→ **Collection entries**
......
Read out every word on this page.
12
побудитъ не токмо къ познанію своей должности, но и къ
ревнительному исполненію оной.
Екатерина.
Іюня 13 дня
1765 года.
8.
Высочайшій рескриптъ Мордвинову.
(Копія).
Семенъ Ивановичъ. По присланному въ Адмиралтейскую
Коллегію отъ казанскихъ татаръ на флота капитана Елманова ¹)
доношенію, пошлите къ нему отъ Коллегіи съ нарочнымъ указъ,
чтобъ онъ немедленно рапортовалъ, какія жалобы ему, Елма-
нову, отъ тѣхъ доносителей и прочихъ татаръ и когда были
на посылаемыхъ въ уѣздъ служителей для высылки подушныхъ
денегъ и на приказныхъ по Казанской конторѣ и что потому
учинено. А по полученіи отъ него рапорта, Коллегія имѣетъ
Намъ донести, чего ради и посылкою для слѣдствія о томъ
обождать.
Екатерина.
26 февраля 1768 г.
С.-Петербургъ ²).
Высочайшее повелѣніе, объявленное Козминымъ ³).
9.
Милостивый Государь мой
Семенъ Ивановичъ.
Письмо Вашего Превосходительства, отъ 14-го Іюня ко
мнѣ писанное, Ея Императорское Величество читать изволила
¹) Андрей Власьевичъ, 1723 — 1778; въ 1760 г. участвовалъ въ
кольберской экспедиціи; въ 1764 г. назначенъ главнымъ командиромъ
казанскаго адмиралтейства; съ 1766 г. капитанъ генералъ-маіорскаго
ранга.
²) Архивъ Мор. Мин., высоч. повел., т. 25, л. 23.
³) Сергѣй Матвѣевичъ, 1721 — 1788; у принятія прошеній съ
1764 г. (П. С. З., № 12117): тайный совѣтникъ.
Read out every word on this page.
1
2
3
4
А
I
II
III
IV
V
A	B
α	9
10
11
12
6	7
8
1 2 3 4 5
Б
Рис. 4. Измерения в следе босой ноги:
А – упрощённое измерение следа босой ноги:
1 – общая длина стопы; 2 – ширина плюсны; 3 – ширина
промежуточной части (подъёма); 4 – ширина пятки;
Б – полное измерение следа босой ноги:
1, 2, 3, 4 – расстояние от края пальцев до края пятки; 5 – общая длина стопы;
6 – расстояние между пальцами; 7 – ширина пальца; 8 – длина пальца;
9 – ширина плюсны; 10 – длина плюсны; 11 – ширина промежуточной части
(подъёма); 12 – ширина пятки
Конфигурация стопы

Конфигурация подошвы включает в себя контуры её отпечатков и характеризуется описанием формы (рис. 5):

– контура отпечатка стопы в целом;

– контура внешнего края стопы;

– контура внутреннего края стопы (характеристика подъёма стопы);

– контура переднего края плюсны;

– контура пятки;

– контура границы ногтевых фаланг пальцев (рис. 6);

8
......
→ **What needs to be done**
Make an exact copy of every line in the data.

→ **Result of the task**
Read out every word on this page.
12
побудитъ не токмо къ познанію своей должности, но и къ
ревнительному исполненію оной.
Екатерина.
Іюня 13 дня
1765 года.
8.
Высочайшій рескриптъ Мордвинову.
(Копія).
Семенъ Ивановичъ. По присланному въ Адмиралтейскую
Коллегію отъ казанскихъ татаръ на флота капитана Елманова ¹)
доношенію, пошлите къ нему отъ Коллегіи съ нарочнымъ указъ,
чтобъ онъ немедленно рапортовалъ, какія жалобы ему, Елма-
нову, отъ тѣхъ доносителей и прочихъ татаръ и когда были
на посылаемыхъ въ уѣздъ служителей для высылки подушныхъ
денегъ и на приказныхъ по Казанской конторѣ и что потому
учинено. А по полученіи отъ него рапорта, Коллегія имѣетъ
Намъ донести, чего ради и посылкою для слѣдствія о томъ
обождать.
Екатерина.
26 февраля 1768 г.
С.-Петербургъ ²).
Высочайшее повелѣніе, объявленное Козминымъ ³).
9.
Милостивый Государь мой
Семенъ Ивановичъ.
Письмо Вашего Превосходительства, отъ 14-го Іюня ко
мнѣ писанное, Ея Императорское Величество читать изволила
¹) Андрей Власьевичъ, 1723 — 1778; въ 1760 г. участвовалъ въ
кольберской экспедиціи; въ 1764 г. назначенъ главнымъ командиромъ
казанскаго адмиралтейства; съ 1766 г. капитанъ генералъ-маіорскаго
ранга.
²) Архивъ Мор. Мин., высоч. повел., т. 25, л. 23.
³) Сергѣй Матвѣевичъ, 1721 — 1788; у принятія прошеній съ
1764 г. (П. С. З., № 12117): тайный совѣтникъ.
Read out every word on this page.
1
2
3
4
А
I
II
III
IV
V
A	B
α	9
10
11
12
6	7
8
1 2 3 4 5
Б
Рис. 4. Измерения в следе босой ноги:
А – упрощённое измерение следа босой ноги:
1 – общая длина стопы; 2 – ширина плюсны; 3 – ширина
промежуточной части (подъёма); 4 – ширина пятки;
Б – полное измерение следа босой ноги:
1, 2, 3, 4 – расстояние от края пальцев до края пятки; 5 – общая длина стопы;
6 – расстояние между пальцами; 7 – ширина пальца; 8 – длина пальца;
9 – ширина плюсны; 10 – длина плюсны; 11 – ширина промежуточной части
(подъёма); 12 – ширина пятки
Конфигурация стопы

Конфигурация подошвы включает в себя контуры её отпечатков и характеризуется описанием формы (рис. 5):

– контура отпечатка стопы в целом;

– контура внешнего края стопы;

– контура внутреннего края стопы (характеристика подъёма стопы);

– контура переднего края плюсны;

– контура пятки;

– контура границы ногтевых фаланг пальцев (рис. 6);

8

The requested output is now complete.